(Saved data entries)
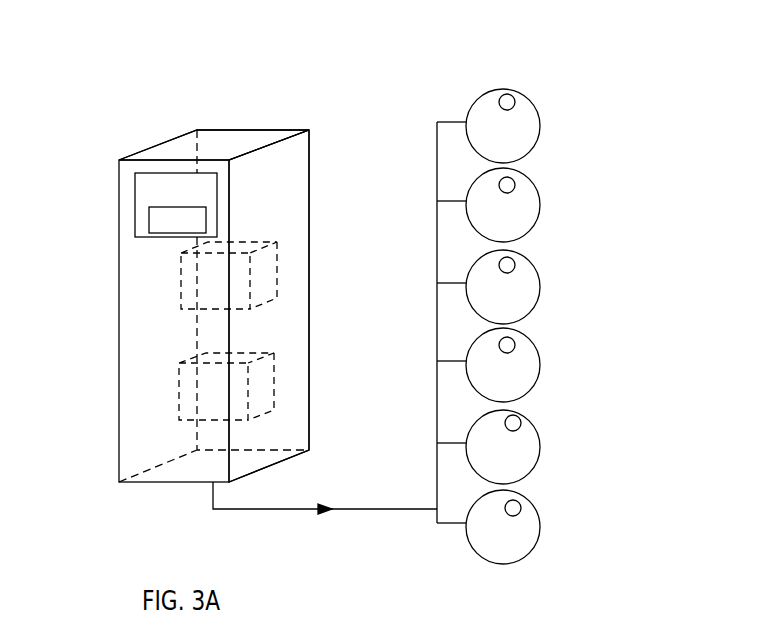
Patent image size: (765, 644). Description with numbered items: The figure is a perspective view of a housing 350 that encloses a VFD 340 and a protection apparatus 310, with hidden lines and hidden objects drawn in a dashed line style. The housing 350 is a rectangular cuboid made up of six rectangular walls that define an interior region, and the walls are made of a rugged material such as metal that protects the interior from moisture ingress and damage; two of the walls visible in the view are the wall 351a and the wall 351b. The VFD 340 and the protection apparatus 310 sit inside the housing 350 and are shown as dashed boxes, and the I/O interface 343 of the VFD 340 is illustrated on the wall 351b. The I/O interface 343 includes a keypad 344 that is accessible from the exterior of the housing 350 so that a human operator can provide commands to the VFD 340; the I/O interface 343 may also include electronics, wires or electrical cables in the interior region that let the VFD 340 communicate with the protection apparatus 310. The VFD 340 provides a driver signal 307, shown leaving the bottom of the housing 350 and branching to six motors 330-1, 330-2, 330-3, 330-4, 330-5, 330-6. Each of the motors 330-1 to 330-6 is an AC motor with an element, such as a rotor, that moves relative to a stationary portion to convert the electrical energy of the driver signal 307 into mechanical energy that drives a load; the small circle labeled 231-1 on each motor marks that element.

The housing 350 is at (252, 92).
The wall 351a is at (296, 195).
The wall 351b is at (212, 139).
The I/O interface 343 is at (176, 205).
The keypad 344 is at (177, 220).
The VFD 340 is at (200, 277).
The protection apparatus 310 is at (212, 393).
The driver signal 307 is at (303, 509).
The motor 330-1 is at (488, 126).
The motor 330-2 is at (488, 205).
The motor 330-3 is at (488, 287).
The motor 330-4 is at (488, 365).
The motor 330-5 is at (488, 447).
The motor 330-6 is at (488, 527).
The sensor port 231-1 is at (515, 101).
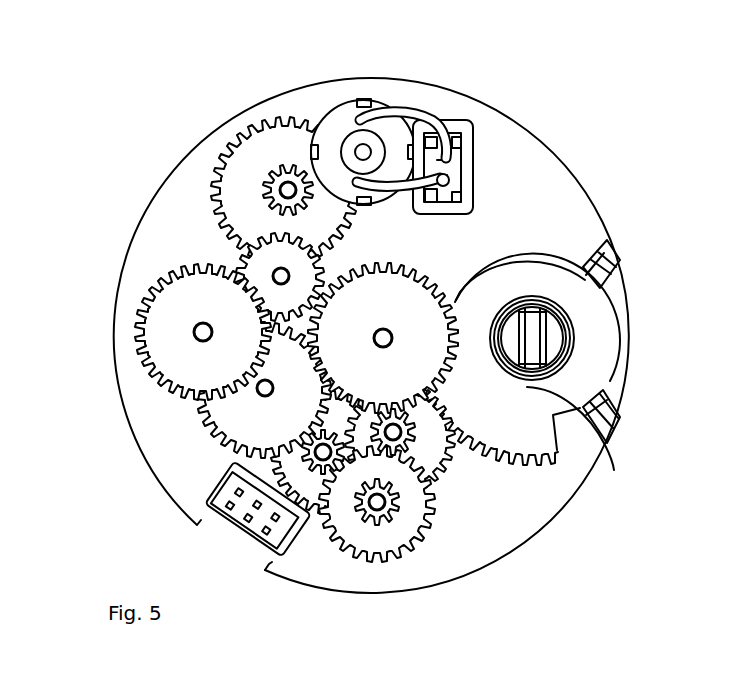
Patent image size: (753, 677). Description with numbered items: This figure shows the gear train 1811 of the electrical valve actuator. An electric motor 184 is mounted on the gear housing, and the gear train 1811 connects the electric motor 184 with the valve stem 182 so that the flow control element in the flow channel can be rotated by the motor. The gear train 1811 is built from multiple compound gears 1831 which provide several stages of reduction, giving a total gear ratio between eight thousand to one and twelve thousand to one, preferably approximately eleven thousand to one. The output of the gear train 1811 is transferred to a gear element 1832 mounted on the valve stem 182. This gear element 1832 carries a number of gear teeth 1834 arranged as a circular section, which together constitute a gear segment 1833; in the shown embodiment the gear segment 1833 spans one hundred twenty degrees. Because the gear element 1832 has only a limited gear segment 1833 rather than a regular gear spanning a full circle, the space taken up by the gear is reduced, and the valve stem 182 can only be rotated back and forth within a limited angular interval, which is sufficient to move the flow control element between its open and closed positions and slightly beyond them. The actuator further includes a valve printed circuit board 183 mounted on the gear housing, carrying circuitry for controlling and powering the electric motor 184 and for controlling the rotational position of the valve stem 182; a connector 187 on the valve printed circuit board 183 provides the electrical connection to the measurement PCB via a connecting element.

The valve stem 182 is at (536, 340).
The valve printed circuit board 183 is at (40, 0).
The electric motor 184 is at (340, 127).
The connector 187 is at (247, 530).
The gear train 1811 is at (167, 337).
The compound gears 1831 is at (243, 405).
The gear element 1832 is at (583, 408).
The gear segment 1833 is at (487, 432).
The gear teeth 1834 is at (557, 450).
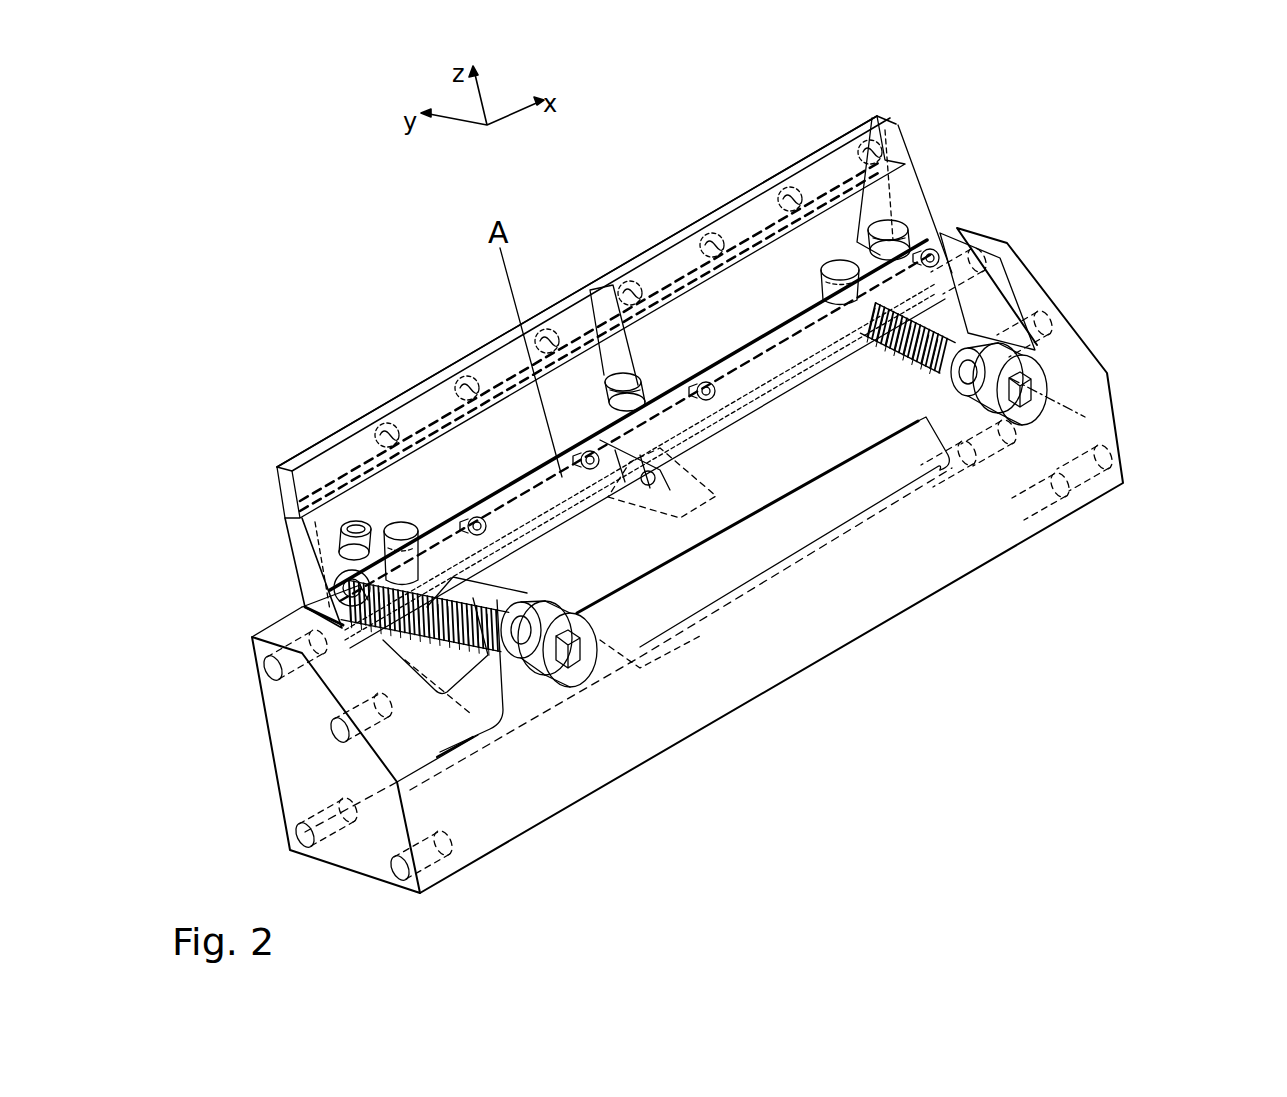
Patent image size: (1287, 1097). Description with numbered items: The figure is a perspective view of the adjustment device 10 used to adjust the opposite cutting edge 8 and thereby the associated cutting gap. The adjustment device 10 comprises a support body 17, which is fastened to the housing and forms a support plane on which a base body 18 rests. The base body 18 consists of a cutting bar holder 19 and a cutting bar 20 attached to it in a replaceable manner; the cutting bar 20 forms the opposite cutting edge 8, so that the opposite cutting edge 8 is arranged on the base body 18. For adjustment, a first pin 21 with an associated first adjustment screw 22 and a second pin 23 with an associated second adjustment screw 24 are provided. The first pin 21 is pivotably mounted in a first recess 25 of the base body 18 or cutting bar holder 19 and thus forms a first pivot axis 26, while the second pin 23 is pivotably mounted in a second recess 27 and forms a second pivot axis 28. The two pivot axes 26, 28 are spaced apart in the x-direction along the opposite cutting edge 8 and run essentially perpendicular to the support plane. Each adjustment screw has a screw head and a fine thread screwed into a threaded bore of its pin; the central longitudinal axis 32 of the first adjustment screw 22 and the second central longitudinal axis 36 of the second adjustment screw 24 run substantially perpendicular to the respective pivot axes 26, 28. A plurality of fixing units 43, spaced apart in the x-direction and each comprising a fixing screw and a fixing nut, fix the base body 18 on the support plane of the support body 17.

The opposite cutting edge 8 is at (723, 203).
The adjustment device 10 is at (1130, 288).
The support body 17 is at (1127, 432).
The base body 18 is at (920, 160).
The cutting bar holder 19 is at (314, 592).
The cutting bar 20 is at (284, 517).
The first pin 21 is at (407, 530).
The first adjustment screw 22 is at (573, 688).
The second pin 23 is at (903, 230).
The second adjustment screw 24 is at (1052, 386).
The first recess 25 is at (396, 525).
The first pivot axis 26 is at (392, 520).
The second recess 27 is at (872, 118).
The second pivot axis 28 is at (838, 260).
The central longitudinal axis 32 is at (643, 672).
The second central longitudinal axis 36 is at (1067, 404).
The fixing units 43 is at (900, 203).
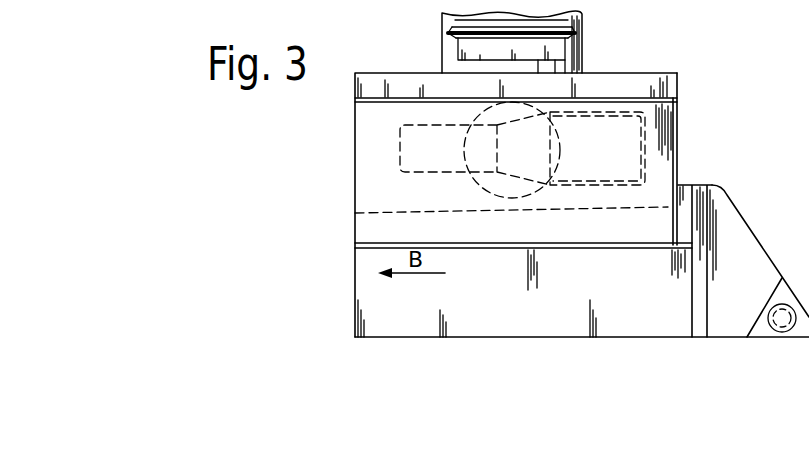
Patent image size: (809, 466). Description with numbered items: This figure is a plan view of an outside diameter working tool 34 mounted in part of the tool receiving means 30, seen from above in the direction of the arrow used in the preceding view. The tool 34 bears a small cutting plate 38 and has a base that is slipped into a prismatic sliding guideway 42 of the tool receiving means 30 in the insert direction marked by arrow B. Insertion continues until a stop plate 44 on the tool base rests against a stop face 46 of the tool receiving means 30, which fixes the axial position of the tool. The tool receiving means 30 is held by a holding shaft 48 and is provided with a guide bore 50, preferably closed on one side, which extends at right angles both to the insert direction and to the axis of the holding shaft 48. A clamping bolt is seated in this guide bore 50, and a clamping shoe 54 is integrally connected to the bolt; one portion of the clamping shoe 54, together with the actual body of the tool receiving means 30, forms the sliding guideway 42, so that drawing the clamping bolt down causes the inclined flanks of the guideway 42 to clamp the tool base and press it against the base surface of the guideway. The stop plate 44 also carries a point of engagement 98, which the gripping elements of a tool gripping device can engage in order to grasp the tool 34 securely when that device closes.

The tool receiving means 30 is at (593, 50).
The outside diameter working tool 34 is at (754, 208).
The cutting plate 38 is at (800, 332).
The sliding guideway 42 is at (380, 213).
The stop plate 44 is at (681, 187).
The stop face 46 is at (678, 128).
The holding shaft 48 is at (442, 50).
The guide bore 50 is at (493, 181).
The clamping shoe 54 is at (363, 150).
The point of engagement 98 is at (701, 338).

▸ **What is being asked**
Rewrite the entries above as a two-column CSV with the headers description and positions. Give one row per entry, with its text and its answer each in a single quoted field, replace line breaks with spaces, and leave the pictures out.

▸ **Complete output**
description,positions
"Patent image size: (765, 644). Description with numbered items: The figure is a perspective view of a housing 350 that encloses a VFD 340 and a protection apparatus 310, with hidden lines and hidden objects drawn in a dashed line style. The housing 350 is a rectangular cuboid made up of six rectangular walls that define an interior region, and the walls are made of a rugged material such as metal that protects the interior from moisture ingress and damage; two of the walls visible in the view are the wall 351a and the wall 351b. The VFD 340 and the protection apparatus 310 sit inside the housing 350 and are shown as dashed boxes, and the I/O interface 343 of the VFD 340 is illustrated on the wall 351b. The I/O interface 343 includes a keypad 344 that is accessible from the exterior of the housing 350 so that a human operator can provide commands to the VFD 340; the I/O interface 343 may also include electronics, wires or electrical cables in the interior region that let the VFD 340 communicate with the protection apparatus 310. The VFD 340 provides a driver signal 307, shown leaving the bottom of the housing 350 and branching to six motors 330-1, 330-2, 330-3, 330-4, 330-5, 330-6. Each of the motors 330-1 to 330-6 is an AC motor with an element, such as a rotor, that moves relative to a stationary portion to convert the electrical energy of the driver signal 307 into mechanical energy that drives a load; the small circle labeled 231-1 on each motor marks that element.","The housing 350 is at (252, 92). The wall 351a is at (296, 195). The wall 351b is at (212, 139). The I/O interface 343 is at (176, 205). The keypad 344 is at (177, 220). The VFD 340 is at (200, 277). The protection apparatus 310 is at (212, 393). The driver signal 307 is at (303, 509). The motor 330-1 is at (488, 126). The motor 330-2 is at (488, 205). The motor 330-3 is at (488, 287). The motor 330-4 is at (488, 365). The motor 330-5 is at (488, 447). The motor 330-6 is at (488, 527). The sensor port 231-1 is at (515, 101)."
"Patent image size: (753, 677). Description with numbered items: This figure shows the gear train 1811 of the electrical valve actuator. An electric motor 184 is mounted on the gear housing, and the gear train 1811 connects the electric motor 184 with the valve stem 182 so that the flow control element in the flow channel can be rotated by the motor. The gear train 1811 is built from multiple compound gears 1831 which provide several stages of reduction, giving a total gear ratio between eight thousand to one and twelve thousand to one, preferably approximately eleven thousand to one. The output of the gear train 1811 is transferred to a gear element 1832 mounted on the valve stem 182. This gear element 1832 carries a number of gear teeth 1834 arranged as a circular section, which together constitute a gear segment 1833; in the shown embodiment the gear segment 1833 spans one hundred twenty degrees. Because the gear element 1832 has only a limited gear segment 1833 rather than a regular gear spanning a full circle, the space taken up by the gear is reduced, and the valve stem 182 can only be rotated back and forth within a limited angular interval, which is sufficient to move the flow control element between its open and closed positions and slightly beyond them. The actuator further includes a valve printed circuit board 183 mounted on the gear housing, carrying circuitry for controlling and powering the electric motor 184 and for controlling the rotational position of the valve stem 182; a connector 187 on the valve printed circuit board 183 provides the electrical connection to the measurement PCB via a connecting element.","The valve stem 182 is at (536, 340). The valve printed circuit board 183 is at (40, 0). The electric motor 184 is at (340, 127). The connector 187 is at (247, 530). The gear train 1811 is at (167, 337). The compound gears 1831 is at (243, 405). The gear element 1832 is at (583, 408). The gear segment 1833 is at (487, 432). The gear teeth 1834 is at (557, 450)."
"Patent image size: (1287, 1097). Description with numbered items: The figure is a perspective view of the adjustment device 10 used to adjust the opposite cutting edge 8 and thereby the associated cutting gap. The adjustment device 10 comprises a support body 17, which is fastened to the housing and forms a support plane on which a base body 18 rests. The base body 18 consists of a cutting bar holder 19 and a cutting bar 20 attached to it in a replaceable manner; the cutting bar 20 forms the opposite cutting edge 8, so that the opposite cutting edge 8 is arranged on the base body 18. For adjustment, a first pin 21 with an associated first adjustment screw 22 and a second pin 23 with an associated second adjustment screw 24 are provided. The first pin 21 is pivotably mounted in a first recess 25 of the base body 18 or cutting bar holder 19 and thus forms a first pivot axis 26, while the second pin 23 is pivotably mounted in a second recess 27 and forms a second pivot axis 28. The two pivot axes 26, 28 are spaced apart in the x-direction along the opposite cutting edge 8 and run essentially perpendicular to the support plane. Each adjustment screw has a screw head and a fine thread screwed into a threaded bore of its pin; the central longitudinal axis 32 of the first adjustment screw 22 and the second central longitudinal axis 36 of the second adjustment screw 24 run substantially perpendicular to the respective pivot axes 26, 28. A plurality of fixing units 43, spaced apart in the x-direction and each comprising a fixing screw and a fixing nut, fix the base body 18 on the support plane of the support body 17.","The opposite cutting edge 8 is at (723, 203). The adjustment device 10 is at (1130, 288). The support body 17 is at (1127, 432). The base body 18 is at (920, 160). The cutting bar holder 19 is at (314, 592). The cutting bar 20 is at (284, 517). The first pin 21 is at (407, 530). The first adjustment screw 22 is at (573, 688). The second pin 23 is at (903, 230). The second adjustment screw 24 is at (1052, 386). The first recess 25 is at (396, 525). The first pivot axis 26 is at (392, 520). The second recess 27 is at (872, 118). The second pivot axis 28 is at (838, 260). The central longitudinal axis 32 is at (643, 672). The second central longitudinal axis 36 is at (1067, 404). The fixing units 43 is at (900, 203)."
"Patent image size: (809, 466). Description with numbered items: This figure is a plan view of an outside diameter working tool 34 mounted in part of the tool receiving means 30, seen from above in the direction of the arrow used in the preceding view. The tool 34 bears a small cutting plate 38 and has a base that is slipped into a prismatic sliding guideway 42 of the tool receiving means 30 in the insert direction marked by arrow B. Insertion continues until a stop plate 44 on the tool base rests against a stop face 46 of the tool receiving means 30, which fixes the axial position of the tool. The tool receiving means 30 is held by a holding shaft 48 and is provided with a guide bore 50, preferably closed on one side, which extends at right angles both to the insert direction and to the axis of the holding shaft 48. A clamping bolt is seated in this guide bore 50, and a clamping shoe 54 is integrally connected to the bolt; one portion of the clamping shoe 54, together with the actual body of the tool receiving means 30, forms the sliding guideway 42, so that drawing the clamping bolt down causes the inclined flanks of the guideway 42 to clamp the tool base and press it against the base surface of the guideway. The stop plate 44 also carries a point of engagement 98, which the gripping elements of a tool gripping device can engage in order to grasp the tool 34 securely when that device closes.","The tool receiving means 30 is at (593, 50). The outside diameter working tool 34 is at (754, 208). The cutting plate 38 is at (800, 332). The sliding guideway 42 is at (380, 213). The stop plate 44 is at (681, 187). The stop face 46 is at (678, 128). The holding shaft 48 is at (442, 50). The guide bore 50 is at (493, 181). The clamping shoe 54 is at (363, 150). The point of engagement 98 is at (701, 338)."